■ Stated exercise:
Pull every line containing "What" from the entries.
----------
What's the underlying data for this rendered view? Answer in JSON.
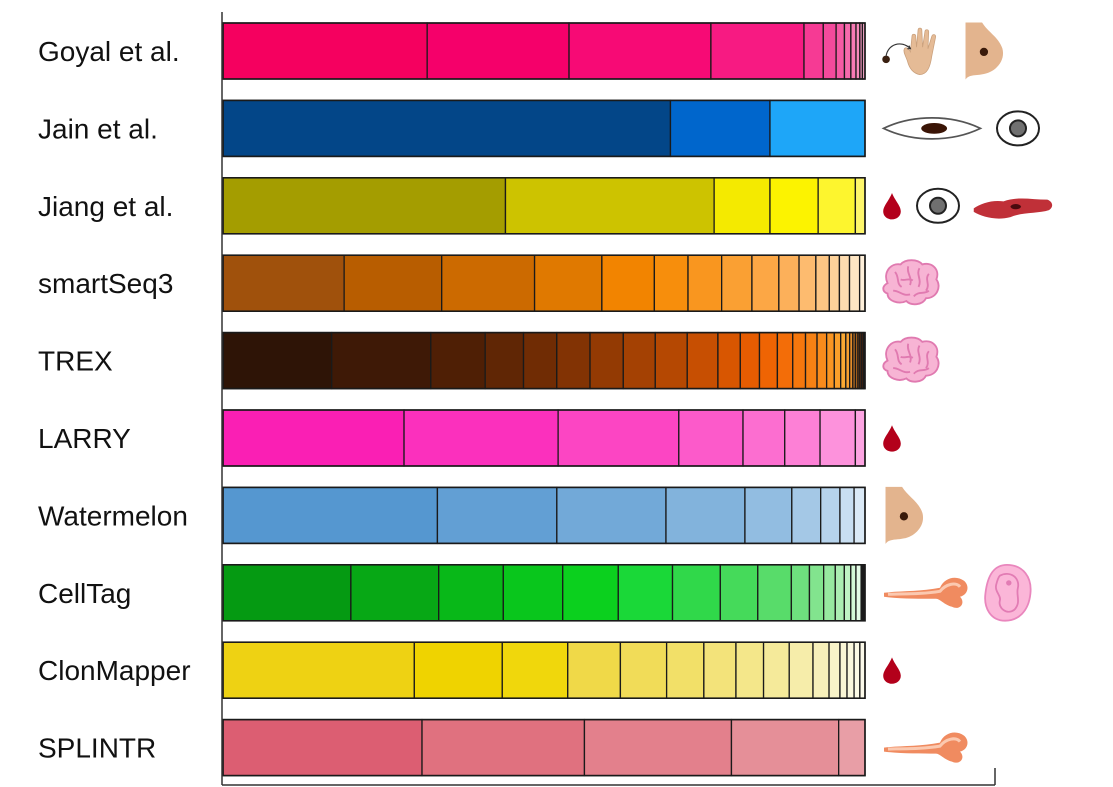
{
  "chart_data": {
    "type": "bar",
    "orientation": "horizontal",
    "stacked": true,
    "normalized": true,
    "categories": [
      "Goyal et al.",
      "Jain et al.",
      "Jiang et al.",
      "smartSeq3",
      "TREX",
      "LARRY",
      "Watermelon",
      "CellTag",
      "ClonMapper",
      "SPLINTR"
    ],
    "rows": [
      {
        "label": "Goyal et al.",
        "segments": [
          0.318,
          0.221,
          0.221,
          0.145,
          0.03,
          0.02,
          0.013,
          0.01,
          0.008,
          0.006,
          0.004,
          0.004
        ],
        "colors": [
          "#f5005f",
          "#f5006a",
          "#f70a75",
          "#f71a82",
          "#f63a94",
          "#f44a9c",
          "#f65aa4",
          "#f66aac",
          "#f77ab4",
          "#f88abb",
          "#f99ac4",
          "#faaacc"
        ],
        "tissue_icons": [
          "hand-skin-icon",
          "breast-icon"
        ]
      },
      {
        "label": "Jain et al.",
        "segments": [
          0.697,
          0.155,
          0.148
        ],
        "colors": [
          "#034688",
          "#0066cc",
          "#1ea6f8"
        ],
        "tissue_icons": [
          "eye-icon",
          "eyeball-icon"
        ]
      },
      {
        "label": "Jiang et al.",
        "segments": [
          0.44,
          0.325,
          0.087,
          0.075,
          0.058,
          0.015
        ],
        "colors": [
          "#a49d00",
          "#cdc300",
          "#f4ea00",
          "#fcf300",
          "#fdf52e",
          "#fef66a"
        ],
        "tissue_icons": [
          "blood-drop-icon",
          "eyeball-icon",
          "muscle-tissue-icon"
        ]
      },
      {
        "label": "smartSeq3",
        "segments": [
          0.18,
          0.145,
          0.138,
          0.1,
          0.078,
          0.05,
          0.05,
          0.045,
          0.04,
          0.03,
          0.025,
          0.02,
          0.015,
          0.015,
          0.015,
          0.008
        ],
        "colors": [
          "#a0510c",
          "#b85d00",
          "#cc6a00",
          "#e07900",
          "#f28400",
          "#f78e0c",
          "#f9961f",
          "#faa033",
          "#fca745",
          "#fcb05a",
          "#fdbb6f",
          "#fdc684",
          "#fdd29a",
          "#fedcb0",
          "#fee6c4",
          "#fff0da"
        ],
        "tissue_icons": [
          "brain-icon"
        ]
      },
      {
        "label": "TREX",
        "segments": [
          0.17,
          0.155,
          0.085,
          0.06,
          0.052,
          0.052,
          0.052,
          0.05,
          0.05,
          0.048,
          0.035,
          0.03,
          0.028,
          0.024,
          0.02,
          0.018,
          0.015,
          0.012,
          0.01,
          0.008,
          0.006,
          0.005,
          0.004,
          0.004,
          0.003,
          0.003,
          0.003,
          0.002
        ],
        "colors": [
          "#2e1406",
          "#3e1906",
          "#4f1f05",
          "#602605",
          "#702c04",
          "#823304",
          "#933a03",
          "#a44103",
          "#b54802",
          "#c74f02",
          "#d85601",
          "#e65c01",
          "#ef6403",
          "#f36d08",
          "#f5770d",
          "#f68114",
          "#f88b1c",
          "#f99522",
          "#fa9f2a",
          "#fba933",
          "#f7a030",
          "#e58d2a",
          "#c87723",
          "#a9611d",
          "#8a4b17",
          "#6c3611",
          "#4f230b",
          "#2a1206"
        ],
        "tissue_icons": [
          "brain-icon"
        ]
      },
      {
        "label": "LARRY",
        "segments": [
          0.282,
          0.24,
          0.188,
          0.1,
          0.065,
          0.055,
          0.055,
          0.015
        ],
        "colors": [
          "#fa1fb4",
          "#fb30bd",
          "#fc45c3",
          "#fc5aca",
          "#fc6ed0",
          "#fd80d6",
          "#fd92dc",
          "#fda4e2"
        ],
        "tissue_icons": [
          "blood-drop-icon"
        ]
      },
      {
        "label": "Watermelon",
        "segments": [
          0.334,
          0.186,
          0.17,
          0.123,
          0.073,
          0.045,
          0.03,
          0.022,
          0.017
        ],
        "colors": [
          "#5597d0",
          "#629fd4",
          "#72a9d8",
          "#82b3dc",
          "#92bde1",
          "#a4c8e6",
          "#b6d3ec",
          "#c8def1",
          "#dae9f6"
        ],
        "tissue_icons": [
          "breast-icon"
        ]
      },
      {
        "label": "CellTag",
        "segments": [
          0.198,
          0.136,
          0.1,
          0.092,
          0.086,
          0.084,
          0.074,
          0.058,
          0.052,
          0.028,
          0.022,
          0.018,
          0.014,
          0.01,
          0.008,
          0.008,
          0.006
        ],
        "colors": [
          "#059a12",
          "#07a815",
          "#08b818",
          "#09c61c",
          "#0bd01e",
          "#1ad838",
          "#30d84a",
          "#45da5a",
          "#58dc6a",
          "#6ee07e",
          "#82e48e",
          "#97e9a0",
          "#abeeb2",
          "#bff3c4",
          "#d3f7d6",
          "#e4fae6",
          "#1a1a1a"
        ],
        "tissue_icons": [
          "bone-icon",
          "embryo-icon"
        ]
      },
      {
        "label": "ClonMapper",
        "segments": [
          0.298,
          0.137,
          0.102,
          0.082,
          0.072,
          0.058,
          0.05,
          0.043,
          0.04,
          0.037,
          0.025,
          0.017,
          0.011,
          0.011,
          0.009,
          0.008
        ],
        "colors": [
          "#eed213",
          "#efd300",
          "#f0d70c",
          "#f0d948",
          "#f1dc58",
          "#f2e068",
          "#f3e37a",
          "#f4e78a",
          "#f5ea9a",
          "#f6edaa",
          "#f7f0ba",
          "#f8f3c8",
          "#f9f5d4",
          "#faf7dc",
          "#fbf9e4",
          "#fcfaea"
        ],
        "tissue_icons": [
          "blood-drop-icon"
        ]
      },
      {
        "label": "SPLINTR",
        "segments": [
          0.31,
          0.253,
          0.229,
          0.167,
          0.041
        ],
        "colors": [
          "#dc5e72",
          "#e0717f",
          "#e3808c",
          "#e58f98",
          "#e89ea6"
        ],
        "tissue_icons": [
          "bone-icon"
        ]
      }
    ],
    "title": "",
    "xlabel": "",
    "ylabel": "",
    "grid": false,
    "legend": "none"
  }
}
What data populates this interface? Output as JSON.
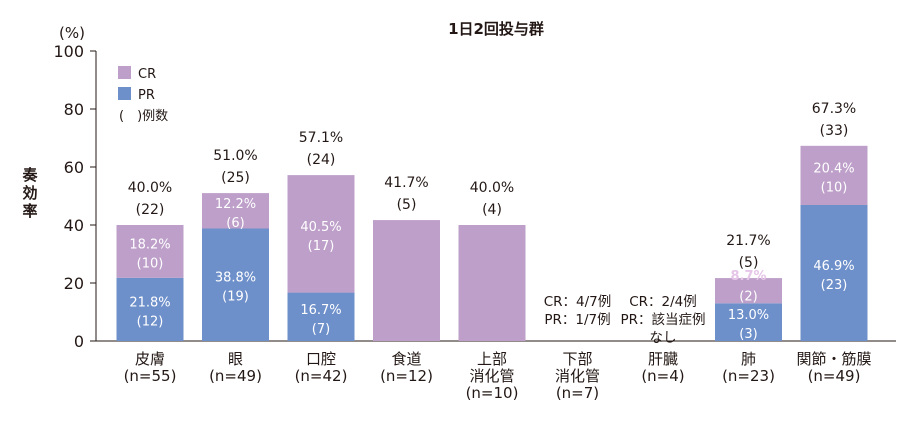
{
  "chart_data": {
    "type": "bar",
    "stacked": true,
    "title": "1日2回投与群",
    "ylabel": "奏効率",
    "yunit": "(%)",
    "ylim": [
      0,
      100
    ],
    "yticks": [
      "0",
      "20",
      "40",
      "60",
      "80",
      "100"
    ],
    "legend": {
      "placement": "top-left",
      "entries": [
        {
          "label": "CR",
          "color": "#bd9fc9"
        },
        {
          "label": "PR",
          "color": "#6d8fca"
        }
      ],
      "note": "(　)例数"
    },
    "categories": [
      {
        "line1": "皮膚",
        "line2": "(n=55)",
        "line3": ""
      },
      {
        "line1": "眼",
        "line2": "(n=49)",
        "line3": ""
      },
      {
        "line1": "口腔",
        "line2": "(n=42)",
        "line3": ""
      },
      {
        "line1": "食道",
        "line2": "(n=12)",
        "line3": ""
      },
      {
        "line1": "上部",
        "line2": "消化管",
        "line3": "(n=10)"
      },
      {
        "line1": "下部",
        "line2": "消化管",
        "line3": "(n=7)"
      },
      {
        "line1": "肝臓",
        "line2": "(n=4)",
        "line3": ""
      },
      {
        "line1": "肺",
        "line2": "(n=23)",
        "line3": ""
      },
      {
        "line1": "関節・筋膜",
        "line2": "(n=49)",
        "line3": ""
      }
    ],
    "series": [
      {
        "name": "PR",
        "color": "#6d8fca",
        "values": [
          21.8,
          38.8,
          16.7,
          0,
          0,
          0,
          0,
          13.0,
          46.9
        ],
        "labels": [
          {
            "pct": "21.8%",
            "n": "(12)"
          },
          {
            "pct": "38.8%",
            "n": "(19)"
          },
          {
            "pct": "16.7%",
            "n": "(7)"
          },
          null,
          null,
          null,
          null,
          {
            "pct": "13.0%",
            "n": "(3)"
          },
          {
            "pct": "46.9%",
            "n": "(23)"
          }
        ]
      },
      {
        "name": "CR",
        "color": "#bd9fc9",
        "values": [
          18.2,
          12.2,
          40.5,
          41.7,
          40.0,
          0,
          0,
          8.7,
          20.4
        ],
        "labels": [
          {
            "pct": "18.2%",
            "n": "(10)"
          },
          {
            "pct": "12.2%",
            "n": "(6)"
          },
          {
            "pct": "40.5%",
            "n": "(17)"
          },
          null,
          null,
          null,
          null,
          {
            "pct": "8.7%",
            "n": "(2)"
          },
          {
            "pct": "20.4%",
            "n": "(10)"
          }
        ]
      }
    ],
    "totals": [
      {
        "pct": "40.0%",
        "n": "(22)"
      },
      {
        "pct": "51.0%",
        "n": "(25)"
      },
      {
        "pct": "57.1%",
        "n": "(24)"
      },
      {
        "pct": "41.7%",
        "n": "(5)"
      },
      {
        "pct": "40.0%",
        "n": "(4)"
      },
      null,
      null,
      {
        "pct": "21.7%",
        "n": "(5)"
      },
      {
        "pct": "67.3%",
        "n": "(33)"
      }
    ],
    "notes": [
      null,
      null,
      null,
      null,
      null,
      {
        "line1": "CR：4/7例",
        "line2": "PR：1/7例",
        "line3": ""
      },
      {
        "line1": "CR：2/4例",
        "line2": "PR：該当症例",
        "line3": "なし"
      },
      null,
      null
    ]
  }
}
----------
■ Exercise answer:
What's the underlying data for this rendered view? Answer in JSON.
What data populates this interface? Output as JSON.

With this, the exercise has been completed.